<<<<

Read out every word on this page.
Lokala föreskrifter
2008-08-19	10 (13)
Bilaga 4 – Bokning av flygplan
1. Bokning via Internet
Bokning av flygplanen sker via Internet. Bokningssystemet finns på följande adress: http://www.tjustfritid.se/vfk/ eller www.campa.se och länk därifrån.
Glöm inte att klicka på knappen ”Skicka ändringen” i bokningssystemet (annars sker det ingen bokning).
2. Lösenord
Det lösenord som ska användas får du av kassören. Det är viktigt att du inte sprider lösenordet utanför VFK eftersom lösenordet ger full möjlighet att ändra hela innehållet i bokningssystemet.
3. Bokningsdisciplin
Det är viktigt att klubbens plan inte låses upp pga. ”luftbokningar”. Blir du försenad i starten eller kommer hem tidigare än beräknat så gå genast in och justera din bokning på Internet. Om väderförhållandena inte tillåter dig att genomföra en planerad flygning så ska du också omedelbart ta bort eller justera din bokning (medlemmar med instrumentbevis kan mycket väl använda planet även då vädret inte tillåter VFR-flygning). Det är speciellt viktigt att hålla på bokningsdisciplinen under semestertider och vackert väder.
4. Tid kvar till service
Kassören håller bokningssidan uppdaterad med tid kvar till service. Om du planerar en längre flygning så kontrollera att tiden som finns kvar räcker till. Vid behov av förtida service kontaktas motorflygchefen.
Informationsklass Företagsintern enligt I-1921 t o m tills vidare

>>>>

## TASK ITEM
Repeat the material above in full, keeping every word.

## TASK RESPONSE
Read out every word on this page.
Lokala föreskrifter
2008-08-19	10 (13)
Bilaga 4 – Bokning av flygplan
1. Bokning via Internet
Bokning av flygplanen sker via Internet. Bokningssystemet finns på följande adress: http://www.tjustfritid.se/vfk/ eller www.campa.se och länk därifrån.
Glöm inte att klicka på knappen ”Skicka ändringen” i bokningssystemet (annars sker det ingen bokning).
2. Lösenord
Det lösenord som ska användas får du av kassören. Det är viktigt att du inte sprider lösenordet utanför VFK eftersom lösenordet ger full möjlighet att ändra hela innehållet i bokningssystemet.
3. Bokningsdisciplin
Det är viktigt att klubbens plan inte låses upp pga. ”luftbokningar”. Blir du försenad i starten eller kommer hem tidigare än beräknat så gå genast in och justera din bokning på Internet. Om väderförhållandena inte tillåter dig att genomföra en planerad flygning så ska du också omedelbart ta bort eller justera din bokning (medlemmar med instrumentbevis kan mycket väl använda planet även då vädret inte tillåter VFR-flygning). Det är speciellt viktigt att hålla på bokningsdisciplinen under semestertider och vackert väder.
4. Tid kvar till service
Kassören håller bokningssidan uppdaterad med tid kvar till service. Om du planerar en längre flygning så kontrollera att tiden som finns kvar räcker till. Vid behov av förtida service kontaktas motorflygchefen.
Informationsklass Företagsintern enligt I-1921 t o m tills vidare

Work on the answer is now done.